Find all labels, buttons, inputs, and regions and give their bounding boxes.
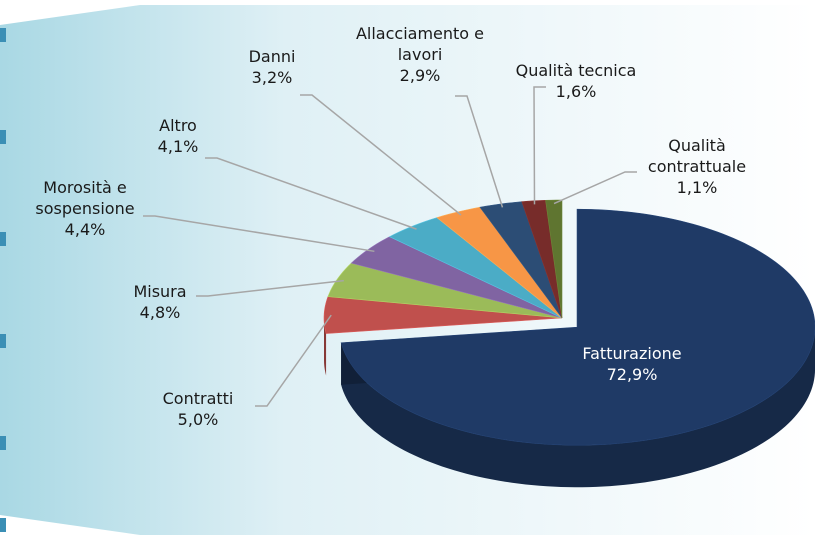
leader-line xyxy=(553,171,637,205)
value-label: 5,0% xyxy=(177,410,219,429)
edge-tab xyxy=(0,28,6,42)
slice-top xyxy=(545,199,563,319)
data-label: Qualità tecnica 1,6% xyxy=(496,60,656,102)
data-label: Allacciamento e lavori 2,9% xyxy=(345,23,495,86)
edge-tab xyxy=(0,130,6,144)
leader-line xyxy=(196,279,344,297)
slice-side xyxy=(341,328,815,488)
leader-line xyxy=(300,94,462,216)
value-label: 4,1% xyxy=(157,137,199,156)
leader-line xyxy=(143,215,375,253)
leader-line xyxy=(455,95,504,208)
slice-top xyxy=(340,208,815,446)
data-label: Fatturazione 72,9% xyxy=(552,343,712,385)
value-label: 72,9% xyxy=(606,365,658,384)
edge-tab xyxy=(0,334,6,348)
pie-slice xyxy=(340,208,815,488)
edge-tab xyxy=(0,436,6,450)
category-label: Contratti xyxy=(162,389,234,408)
leader-line xyxy=(205,157,417,230)
category-label: Allacciamento e lavori xyxy=(355,24,485,64)
slice-top xyxy=(350,236,563,319)
slice-top xyxy=(388,217,563,319)
edge-tab xyxy=(0,232,6,246)
category-label: Misura xyxy=(133,282,187,301)
value-label: 1,1% xyxy=(676,178,718,197)
category-label: Fatturazione xyxy=(582,344,682,363)
value-label: 3,2% xyxy=(251,68,293,87)
data-label: Danni 3,2% xyxy=(232,46,312,88)
value-label: 4,8% xyxy=(139,303,181,322)
leader-line xyxy=(533,86,546,205)
data-label: Morosità e sospensione 4,4% xyxy=(25,177,145,240)
category-label: Altro xyxy=(159,116,197,135)
pie-slice xyxy=(350,236,563,319)
value-label: 2,9% xyxy=(399,66,441,85)
value-label: 1,6% xyxy=(555,82,597,101)
slice-top xyxy=(323,296,563,334)
slice-top xyxy=(327,262,563,319)
edge-tab xyxy=(0,518,6,532)
category-label: Qualità tecnica xyxy=(515,61,637,80)
data-label: Contratti 5,0% xyxy=(138,388,258,430)
pie-slice xyxy=(545,199,563,319)
leader-line xyxy=(255,314,332,407)
pie-slice xyxy=(388,217,563,319)
category-label: Morosità e sospensione xyxy=(35,178,135,218)
pie-slice xyxy=(323,296,563,376)
data-label: Misura 4,8% xyxy=(110,281,210,323)
data-label: Qualità contrattuale 1,1% xyxy=(642,135,752,198)
category-label: Danni xyxy=(248,47,296,66)
value-label: 4,4% xyxy=(64,220,106,239)
data-label: Altro 4,1% xyxy=(138,115,218,157)
pie-slice xyxy=(327,262,563,319)
category-label: Qualità contrattuale xyxy=(647,136,747,176)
★ ★ ★ ★
▸ **Directive**
Copy out all of the material above verbatim, line for line, but leave out the picture.

▸ **Response below**
Find all labels, buttons, inputs, and regions and give their bounding boxes.
leader-line xyxy=(553,171,637,205)
value-label: 5,0% xyxy=(177,410,219,429)
edge-tab xyxy=(0,28,6,42)
slice-top xyxy=(545,199,563,319)
data-label: Qualità tecnica 1,6% xyxy=(496,60,656,102)
data-label: Allacciamento e lavori 2,9% xyxy=(345,23,495,86)
edge-tab xyxy=(0,130,6,144)
leader-line xyxy=(196,279,344,297)
slice-side xyxy=(341,328,815,488)
leader-line xyxy=(300,94,462,216)
value-label: 4,1% xyxy=(157,137,199,156)
leader-line xyxy=(143,215,375,253)
leader-line xyxy=(455,95,504,208)
slice-top xyxy=(340,208,815,446)
data-label: Fatturazione 72,9% xyxy=(552,343,712,385)
value-label: 72,9% xyxy=(606,365,658,384)
edge-tab xyxy=(0,334,6,348)
pie-slice xyxy=(340,208,815,488)
edge-tab xyxy=(0,436,6,450)
category-label: Contratti xyxy=(162,389,234,408)
leader-line xyxy=(205,157,417,230)
category-label: Allacciamento e lavori xyxy=(355,24,485,64)
slice-top xyxy=(350,236,563,319)
slice-top xyxy=(388,217,563,319)
edge-tab xyxy=(0,232,6,246)
category-label: Misura xyxy=(133,282,187,301)
value-label: 1,1% xyxy=(676,178,718,197)
category-label: Fatturazione xyxy=(582,344,682,363)
value-label: 3,2% xyxy=(251,68,293,87)
data-label: Danni 3,2% xyxy=(232,46,312,88)
value-label: 4,8% xyxy=(139,303,181,322)
leader-line xyxy=(533,86,546,205)
data-label: Morosità e sospensione 4,4% xyxy=(25,177,145,240)
category-label: Altro xyxy=(159,116,197,135)
pie-slice xyxy=(350,236,563,319)
value-label: 2,9% xyxy=(399,66,441,85)
value-label: 1,6% xyxy=(555,82,597,101)
slice-top xyxy=(323,296,563,334)
slice-top xyxy=(327,262,563,319)
edge-tab xyxy=(0,518,6,532)
category-label: Qualità tecnica xyxy=(515,61,637,80)
data-label: Contratti 5,0% xyxy=(138,388,258,430)
pie-slice xyxy=(545,199,563,319)
leader-line xyxy=(255,314,332,407)
pie-slice xyxy=(388,217,563,319)
category-label: Morosità e sospensione xyxy=(35,178,135,218)
pie-slice xyxy=(323,296,563,376)
data-label: Misura 4,8% xyxy=(110,281,210,323)
data-label: Qualità contrattuale 1,1% xyxy=(642,135,752,198)
category-label: Danni xyxy=(248,47,296,66)
value-label: 4,4% xyxy=(64,220,106,239)
data-label: Altro 4,1% xyxy=(138,115,218,157)
pie-slice xyxy=(327,262,563,319)
category-label: Qualità contrattuale xyxy=(647,136,747,176)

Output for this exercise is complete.